> [What is needed]
Exactly reproduce each entry, leaving out nothing.

Extracted data entries:
=======

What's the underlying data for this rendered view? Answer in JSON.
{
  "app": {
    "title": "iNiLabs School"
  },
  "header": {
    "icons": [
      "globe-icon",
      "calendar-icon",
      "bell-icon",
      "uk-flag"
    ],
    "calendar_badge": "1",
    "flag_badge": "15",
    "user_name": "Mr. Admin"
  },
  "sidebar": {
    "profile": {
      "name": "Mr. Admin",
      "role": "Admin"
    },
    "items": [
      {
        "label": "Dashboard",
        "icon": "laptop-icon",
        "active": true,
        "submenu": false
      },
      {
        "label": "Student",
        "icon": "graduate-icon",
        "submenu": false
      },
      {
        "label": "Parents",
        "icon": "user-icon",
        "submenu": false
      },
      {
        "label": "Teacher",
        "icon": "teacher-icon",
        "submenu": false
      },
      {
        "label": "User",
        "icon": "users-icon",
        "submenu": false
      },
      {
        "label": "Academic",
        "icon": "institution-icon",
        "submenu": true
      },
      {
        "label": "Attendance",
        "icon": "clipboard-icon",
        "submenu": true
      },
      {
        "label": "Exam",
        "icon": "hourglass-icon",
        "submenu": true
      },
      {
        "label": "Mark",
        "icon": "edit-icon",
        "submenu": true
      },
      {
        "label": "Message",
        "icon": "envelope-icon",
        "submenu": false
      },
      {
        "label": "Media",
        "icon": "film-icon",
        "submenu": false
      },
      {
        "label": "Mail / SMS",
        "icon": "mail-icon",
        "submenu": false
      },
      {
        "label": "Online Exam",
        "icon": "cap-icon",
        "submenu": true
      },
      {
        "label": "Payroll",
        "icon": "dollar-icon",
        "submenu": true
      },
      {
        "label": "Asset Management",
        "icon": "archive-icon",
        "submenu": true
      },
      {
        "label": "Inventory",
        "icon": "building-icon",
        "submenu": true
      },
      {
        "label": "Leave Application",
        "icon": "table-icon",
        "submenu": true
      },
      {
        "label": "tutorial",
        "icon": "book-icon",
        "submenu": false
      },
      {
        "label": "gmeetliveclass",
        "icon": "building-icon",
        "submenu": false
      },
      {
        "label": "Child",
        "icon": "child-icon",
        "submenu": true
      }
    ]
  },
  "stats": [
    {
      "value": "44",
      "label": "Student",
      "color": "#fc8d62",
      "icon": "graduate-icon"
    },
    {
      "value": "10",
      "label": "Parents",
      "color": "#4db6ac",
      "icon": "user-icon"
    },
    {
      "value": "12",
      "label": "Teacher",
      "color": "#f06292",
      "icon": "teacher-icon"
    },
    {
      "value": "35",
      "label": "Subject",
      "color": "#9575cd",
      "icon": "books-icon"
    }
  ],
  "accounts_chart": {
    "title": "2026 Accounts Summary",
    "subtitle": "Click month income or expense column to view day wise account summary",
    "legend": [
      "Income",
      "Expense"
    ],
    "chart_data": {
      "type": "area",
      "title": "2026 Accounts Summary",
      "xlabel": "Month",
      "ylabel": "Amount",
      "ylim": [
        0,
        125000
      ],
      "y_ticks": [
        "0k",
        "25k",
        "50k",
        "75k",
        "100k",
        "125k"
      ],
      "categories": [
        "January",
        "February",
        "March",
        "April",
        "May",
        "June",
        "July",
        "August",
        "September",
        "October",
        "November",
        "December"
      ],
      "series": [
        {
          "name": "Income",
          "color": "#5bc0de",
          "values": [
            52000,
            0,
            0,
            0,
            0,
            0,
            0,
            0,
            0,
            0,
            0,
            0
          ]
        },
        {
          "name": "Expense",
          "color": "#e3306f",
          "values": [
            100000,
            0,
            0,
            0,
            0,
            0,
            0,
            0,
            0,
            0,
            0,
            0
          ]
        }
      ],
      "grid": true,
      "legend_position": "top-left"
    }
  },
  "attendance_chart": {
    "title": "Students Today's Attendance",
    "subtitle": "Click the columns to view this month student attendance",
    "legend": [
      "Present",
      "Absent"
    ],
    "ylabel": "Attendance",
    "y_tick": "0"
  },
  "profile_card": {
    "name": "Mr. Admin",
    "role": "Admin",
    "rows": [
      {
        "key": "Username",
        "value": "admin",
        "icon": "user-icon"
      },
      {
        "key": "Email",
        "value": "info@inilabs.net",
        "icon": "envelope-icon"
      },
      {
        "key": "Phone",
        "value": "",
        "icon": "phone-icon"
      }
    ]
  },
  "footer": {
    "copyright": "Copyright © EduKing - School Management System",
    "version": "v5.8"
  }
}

=======

> [Complete output]
What's the underlying data for this rendered view? Answer in JSON.
{
  "app": {
    "title": "iNiLabs School"
  },
  "header": {
    "icons": [
      "globe-icon",
      "calendar-icon",
      "bell-icon",
      "uk-flag"
    ],
    "calendar_badge": "1",
    "flag_badge": "15",
    "user_name": "Mr. Admin"
  },
  "sidebar": {
    "profile": {
      "name": "Mr. Admin",
      "role": "Admin"
    },
    "items": [
      {
        "label": "Dashboard",
        "icon": "laptop-icon",
        "active": true,
        "submenu": false
      },
      {
        "label": "Student",
        "icon": "graduate-icon",
        "submenu": false
      },
      {
        "label": "Parents",
        "icon": "user-icon",
        "submenu": false
      },
      {
        "label": "Teacher",
        "icon": "teacher-icon",
        "submenu": false
      },
      {
        "label": "User",
        "icon": "users-icon",
        "submenu": false
      },
      {
        "label": "Academic",
        "icon": "institution-icon",
        "submenu": true
      },
      {
        "label": "Attendance",
        "icon": "clipboard-icon",
        "submenu": true
      },
      {
        "label": "Exam",
        "icon": "hourglass-icon",
        "submenu": true
      },
      {
        "label": "Mark",
        "icon": "edit-icon",
        "submenu": true
      },
      {
        "label": "Message",
        "icon": "envelope-icon",
        "submenu": false
      },
      {
        "label": "Media",
        "icon": "film-icon",
        "submenu": false
      },
      {
        "label": "Mail / SMS",
        "icon": "mail-icon",
        "submenu": false
      },
      {
        "label": "Online Exam",
        "icon": "cap-icon",
        "submenu": true
      },
      {
        "label": "Payroll",
        "icon": "dollar-icon",
        "submenu": true
      },
      {
        "label": "Asset Management",
        "icon": "archive-icon",
        "submenu": true
      },
      {
        "label": "Inventory",
        "icon": "building-icon",
        "submenu": true
      },
      {
        "label": "Leave Application",
        "icon": "table-icon",
        "submenu": true
      },
      {
        "label": "tutorial",
        "icon": "book-icon",
        "submenu": false
      },
      {
        "label": "gmeetliveclass",
        "icon": "building-icon",
        "submenu": false
      },
      {
        "label": "Child",
        "icon": "child-icon",
        "submenu": true
      }
    ]
  },
  "stats": [
    {
      "value": "44",
      "label": "Student",
      "color": "#fc8d62",
      "icon": "graduate-icon"
    },
    {
      "value": "10",
      "label": "Parents",
      "color": "#4db6ac",
      "icon": "user-icon"
    },
    {
      "value": "12",
      "label": "Teacher",
      "color": "#f06292",
      "icon": "teacher-icon"
    },
    {
      "value": "35",
      "label": "Subject",
      "color": "#9575cd",
      "icon": "books-icon"
    }
  ],
  "accounts_chart": {
    "title": "2026 Accounts Summary",
    "subtitle": "Click month income or expense column to view day wise account summary",
    "legend": [
      "Income",
      "Expense"
    ],
    "chart_data": {
      "type": "area",
      "title": "2026 Accounts Summary",
      "xlabel": "Month",
      "ylabel": "Amount",
      "ylim": [
        0,
        125000
      ],
      "y_ticks": [
        "0k",
        "25k",
        "50k",
        "75k",
        "100k",
        "125k"
      ],
      "categories": [
        "January",
        "February",
        "March",
        "April",
        "May",
        "June",
        "July",
        "August",
        "September",
        "October",
        "November",
        "December"
      ],
      "series": [
        {
          "name": "Income",
          "color": "#5bc0de",
          "values": [
            52000,
            0,
            0,
            0,
            0,
            0,
            0,
            0,
            0,
            0,
            0,
            0
          ]
        },
        {
          "name": "Expense",
          "color": "#e3306f",
          "values": [
            100000,
            0,
            0,
            0,
            0,
            0,
            0,
            0,
            0,
            0,
            0,
            0
          ]
        }
      ],
      "grid": true,
      "legend_position": "top-left"
    }
  },
  "attendance_chart": {
    "title": "Students Today's Attendance",
    "subtitle": "Click the columns to view this month student attendance",
    "legend": [
      "Present",
      "Absent"
    ],
    "ylabel": "Attendance",
    "y_tick": "0"
  },
  "profile_card": {
    "name": "Mr. Admin",
    "role": "Admin",
    "rows": [
      {
        "key": "Username",
        "value": "admin",
        "icon": "user-icon"
      },
      {
        "key": "Email",
        "value": "info@inilabs.net",
        "icon": "envelope-icon"
      },
      {
        "key": "Phone",
        "value": "",
        "icon": "phone-icon"
      }
    ]
  },
  "footer": {
    "copyright": "Copyright © EduKing - School Management System",
    "version": "v5.8"
  }
}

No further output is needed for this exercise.